**Task instructions:** Output all the entries word for word. Omit the pictures.

**Extracted material:**
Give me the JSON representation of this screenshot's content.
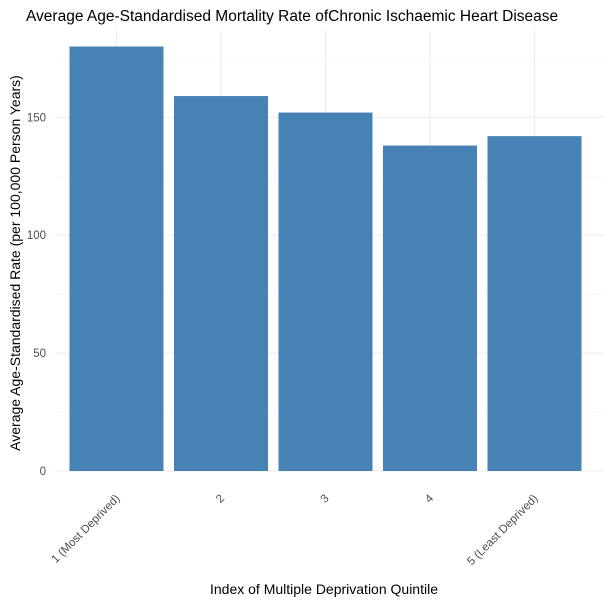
{
  "chart_data": {
    "type": "bar",
    "title": "Average Age-Standardised Mortality Rate ofChronic Ischaemic Heart Disease",
    "xlabel": "Index of Multiple Deprivation Quintile",
    "ylabel": "Average Age-Standardised Rate (per 100,000 Person Years)",
    "categories": [
      "1 (Most Deprived)",
      "2",
      "3",
      "4",
      "5 (Least Deprived)"
    ],
    "values": [
      180,
      159,
      152,
      138,
      142
    ],
    "ylim": [
      0,
      187
    ],
    "yticks": [
      0,
      50,
      100,
      150
    ],
    "bar_color": "#4682b4",
    "grid": true,
    "legend": "none"
  }
}
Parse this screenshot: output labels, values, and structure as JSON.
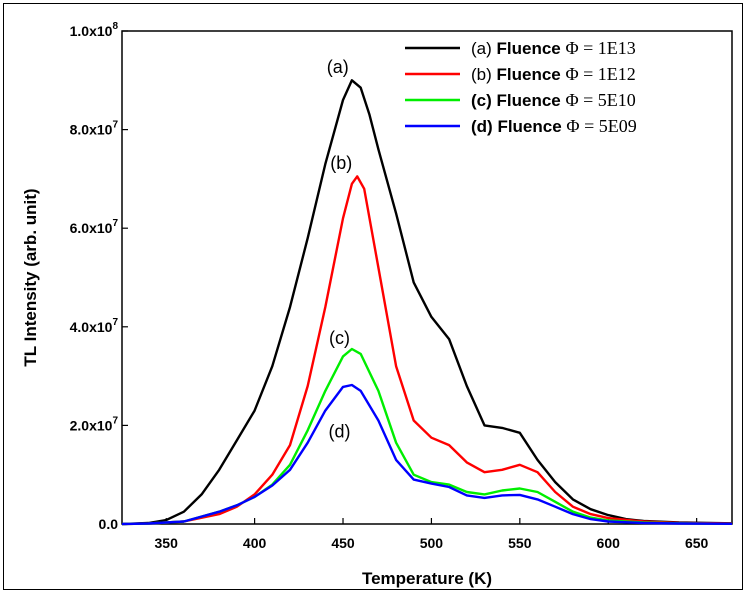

**Task answer:**
Give me the JSON representation of this screenshot's content.
{
  "chart_data": {
    "type": "bar",
    "title": "Average Age-Standardised Mortality Rate ofChronic Ischaemic Heart Disease",
    "xlabel": "Index of Multiple Deprivation Quintile",
    "ylabel": "Average Age-Standardised Rate (per 100,000 Person Years)",
    "categories": [
      "1 (Most Deprived)",
      "2",
      "3",
      "4",
      "5 (Least Deprived)"
    ],
    "values": [
      180,
      159,
      152,
      138,
      142
    ],
    "ylim": [
      0,
      187
    ],
    "yticks": [
      0,
      50,
      100,
      150
    ],
    "bar_color": "#4682b4",
    "grid": true,
    "legend": "none"
  }
}
Parse this screenshot: output labels, values, and structure as JSON.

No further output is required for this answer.